(Data entries for graphics)
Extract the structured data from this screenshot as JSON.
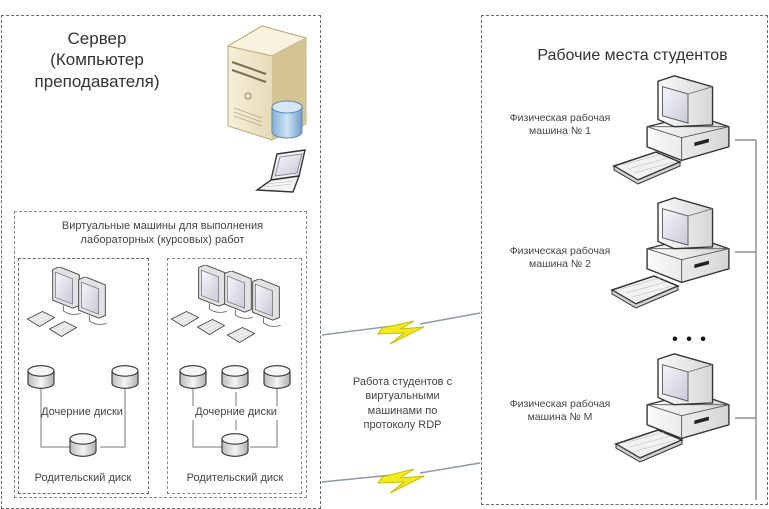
{
  "server": {
    "title_lines": [
      "Сервер",
      "(Компьютер",
      "преподавателя)"
    ],
    "icons": [
      "server-tower-icon",
      "database-icon",
      "laptop-icon"
    ]
  },
  "vm_group": {
    "title_lines": [
      "Виртуальные машины для выполнения",
      "лабораторных (курсовых) работ"
    ],
    "subgroups": [
      {
        "monitors": 2,
        "child_disks_label": "Дочерние диски",
        "child_disks": 2,
        "parent_disk_label": "Родительский диск"
      },
      {
        "monitors": 3,
        "child_disks_label": "Дочерние диски",
        "child_disks": 3,
        "parent_disk_label": "Родительский диск"
      }
    ]
  },
  "connection": {
    "label_lines": [
      "Работа студентов с",
      "виртуальными",
      "машинами по",
      "протоколу RDP"
    ],
    "link_icon": "lightning-bolt-icon",
    "colors": {
      "bolt": "#f2ea1c",
      "bolt_outline": "#c9bf00",
      "line": "#8a9aa8"
    }
  },
  "students": {
    "title": "Рабочие места студентов",
    "workstations": [
      {
        "label_lines": [
          "Физическая рабочая",
          "машина № 1"
        ]
      },
      {
        "label_lines": [
          "Физическая рабочая",
          "машина № 2"
        ]
      },
      {
        "label_lines": [
          "Физическая рабочая",
          "машина № M"
        ]
      }
    ],
    "ellipsis": "• • •"
  },
  "colors": {
    "server_body": "#efe5c8",
    "db": "#9cc3e3",
    "border": "#6a6a6a"
  }
}
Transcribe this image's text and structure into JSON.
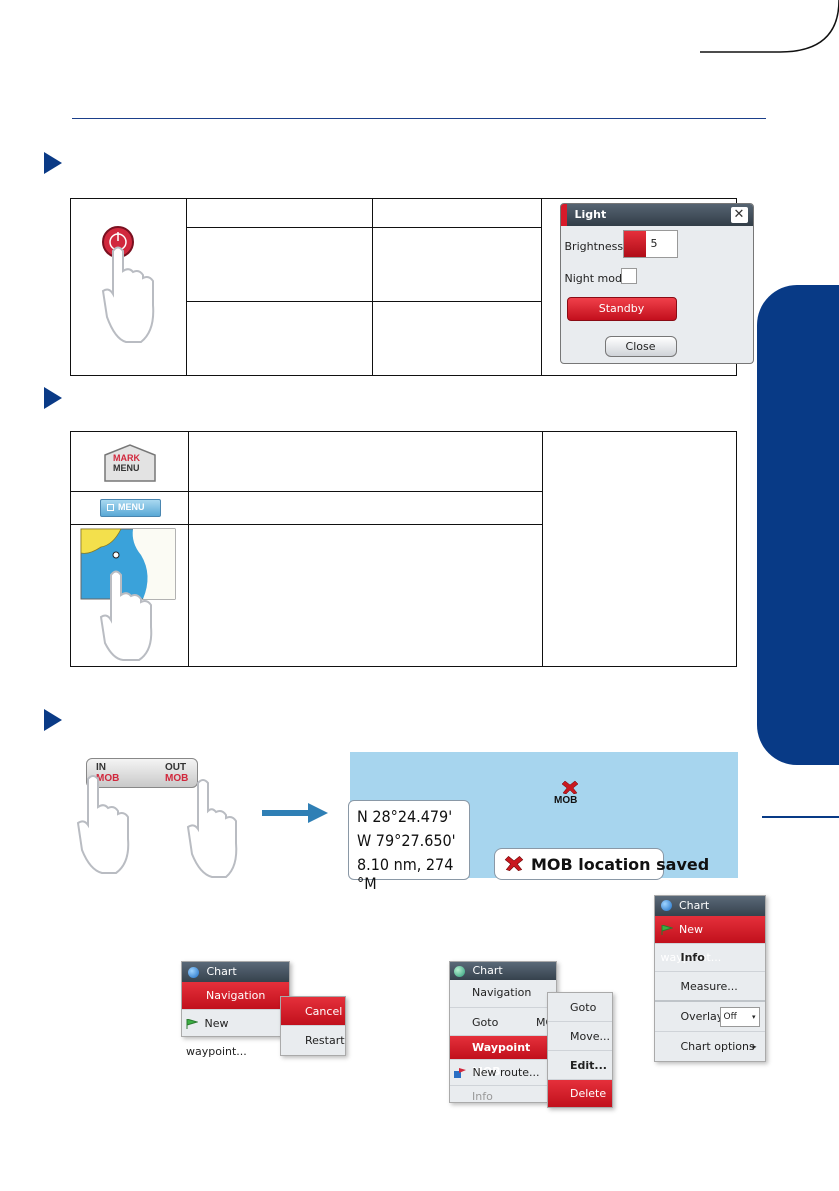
{
  "section1": {
    "light_dialog": {
      "title": "Light",
      "close_glyph": "✕",
      "brightness_label": "Brightness",
      "brightness_value": "5",
      "night_mode_label": "Night mode",
      "standby_label": "Standby",
      "close_label": "Close"
    }
  },
  "section2": {
    "mark_key_label_top": "MARK",
    "mark_key_label_bottom": "MENU",
    "menu_key_label": "MENU",
    "chart_menu": {
      "title": "Chart",
      "items": [
        "New waypoint...",
        "Info",
        "Measure...",
        "Overlay",
        "Chart options"
      ],
      "overlay_value": "Off"
    }
  },
  "section3": {
    "mob_key": {
      "in": "IN",
      "mob_left": "MOB",
      "out": "OUT",
      "mob_right": "MOB"
    },
    "chart": {
      "marker_label": "MOB",
      "lat": "N  28°24.479'",
      "lon": "W  79°27.650'",
      "range": "8.10 nm, 274 °M",
      "toast": "MOB location saved"
    }
  },
  "section4": {
    "nav_menu": {
      "title": "Chart",
      "items": [
        "Navigation",
        "New waypoint..."
      ],
      "submenu": [
        "Cancel",
        "Restart"
      ]
    },
    "wp_menu": {
      "title": "Chart",
      "items": [
        "Navigation",
        "Goto",
        "Waypoint MOB",
        "New route...",
        "Info"
      ],
      "goto_suffix": "MO",
      "submenu": [
        "Goto",
        "Move...",
        "Edit...",
        "Delete"
      ]
    }
  },
  "colors": {
    "accent_blue": "#083a86",
    "menu_red": "#d81a2a"
  }
}
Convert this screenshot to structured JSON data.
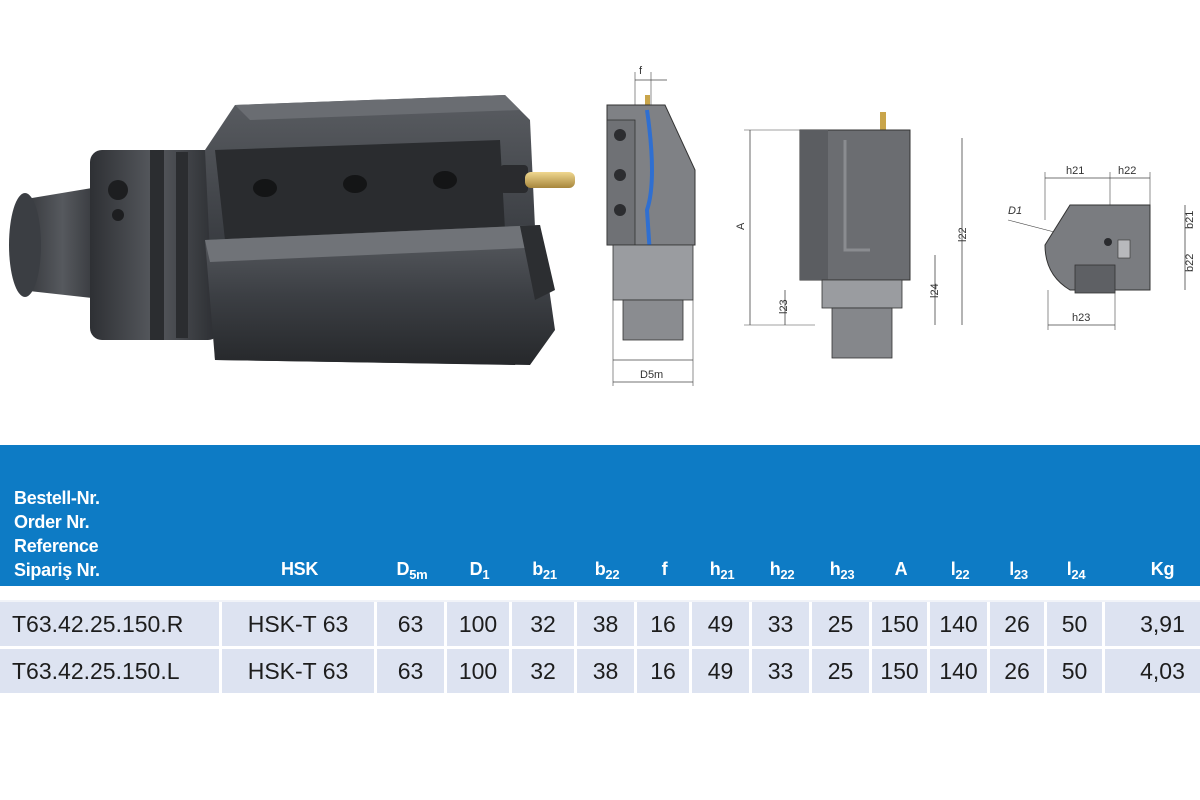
{
  "drawing_labels": {
    "f": "f",
    "d5m": "D5m",
    "a": "A",
    "l22": "l22",
    "l23": "l23",
    "l24": "l24",
    "h21": "h21",
    "h22": "h22",
    "h23": "h23",
    "b21": "b21",
    "b22": "b22",
    "d1": "D1"
  },
  "table": {
    "header_ref": [
      "Bestell-Nr.",
      "Order Nr.",
      "Reference",
      "Sipariş Nr."
    ],
    "columns": [
      {
        "main": "HSK",
        "sub": ""
      },
      {
        "main": "D",
        "sub": "5m"
      },
      {
        "main": "D",
        "sub": "1"
      },
      {
        "main": "b",
        "sub": "21"
      },
      {
        "main": "b",
        "sub": "22"
      },
      {
        "main": "f",
        "sub": ""
      },
      {
        "main": "h",
        "sub": "21"
      },
      {
        "main": "h",
        "sub": "22"
      },
      {
        "main": "h",
        "sub": "23"
      },
      {
        "main": "A",
        "sub": ""
      },
      {
        "main": "l",
        "sub": "22"
      },
      {
        "main": "l",
        "sub": "23"
      },
      {
        "main": "l",
        "sub": "24"
      },
      {
        "main": "Kg",
        "sub": ""
      }
    ],
    "rows": [
      [
        "T63.42.25.150.R",
        "HSK-T 63",
        "63",
        "100",
        "32",
        "38",
        "16",
        "49",
        "33",
        "25",
        "150",
        "140",
        "26",
        "50",
        "3,91"
      ],
      [
        "T63.42.25.150.L",
        "HSK-T 63",
        "63",
        "100",
        "32",
        "38",
        "16",
        "49",
        "33",
        "25",
        "150",
        "140",
        "26",
        "50",
        "4,03"
      ]
    ]
  }
}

## EXERCISE
Show every line from the entries above in which the word "this" appears.

## EXPECTED OUTPUT
Extract the structured data from this screenshot as JSON.
Transcribe this image's text and structure into JSON.
Convert this screenshot to structured JSON data.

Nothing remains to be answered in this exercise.